§ **Chart and figure data**:
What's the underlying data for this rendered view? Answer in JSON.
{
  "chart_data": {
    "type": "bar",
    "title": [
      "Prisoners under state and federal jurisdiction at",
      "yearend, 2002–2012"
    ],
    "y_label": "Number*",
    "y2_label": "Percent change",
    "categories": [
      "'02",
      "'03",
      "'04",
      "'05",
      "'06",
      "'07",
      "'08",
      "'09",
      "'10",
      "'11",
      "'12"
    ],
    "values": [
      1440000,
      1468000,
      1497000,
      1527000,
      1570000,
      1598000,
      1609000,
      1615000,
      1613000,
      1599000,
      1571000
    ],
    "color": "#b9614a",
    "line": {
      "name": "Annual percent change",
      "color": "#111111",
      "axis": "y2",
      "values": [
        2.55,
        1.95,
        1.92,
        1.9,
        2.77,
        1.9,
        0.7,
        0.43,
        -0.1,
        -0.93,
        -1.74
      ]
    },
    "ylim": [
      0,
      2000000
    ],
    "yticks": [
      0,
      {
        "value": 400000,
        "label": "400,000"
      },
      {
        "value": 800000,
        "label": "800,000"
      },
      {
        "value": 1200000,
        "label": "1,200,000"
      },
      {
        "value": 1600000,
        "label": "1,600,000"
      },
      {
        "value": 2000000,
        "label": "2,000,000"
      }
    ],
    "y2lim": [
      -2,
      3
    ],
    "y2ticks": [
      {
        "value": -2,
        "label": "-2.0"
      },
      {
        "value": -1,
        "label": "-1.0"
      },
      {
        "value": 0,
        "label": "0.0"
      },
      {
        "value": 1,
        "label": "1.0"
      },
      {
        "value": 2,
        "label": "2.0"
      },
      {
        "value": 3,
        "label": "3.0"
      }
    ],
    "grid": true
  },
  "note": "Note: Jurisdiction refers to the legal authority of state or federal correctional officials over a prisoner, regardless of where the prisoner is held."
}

§ **Task details**:
Every line in the data that holds "federal" should be copied out.

§ **Solution to this problem**:
      "Prisoners under state and federal jurisdiction at",
  "note": "Note: Jurisdiction refers to the legal authority of state or federal correctional officials over a prisoner, regardless of where the prisoner is held."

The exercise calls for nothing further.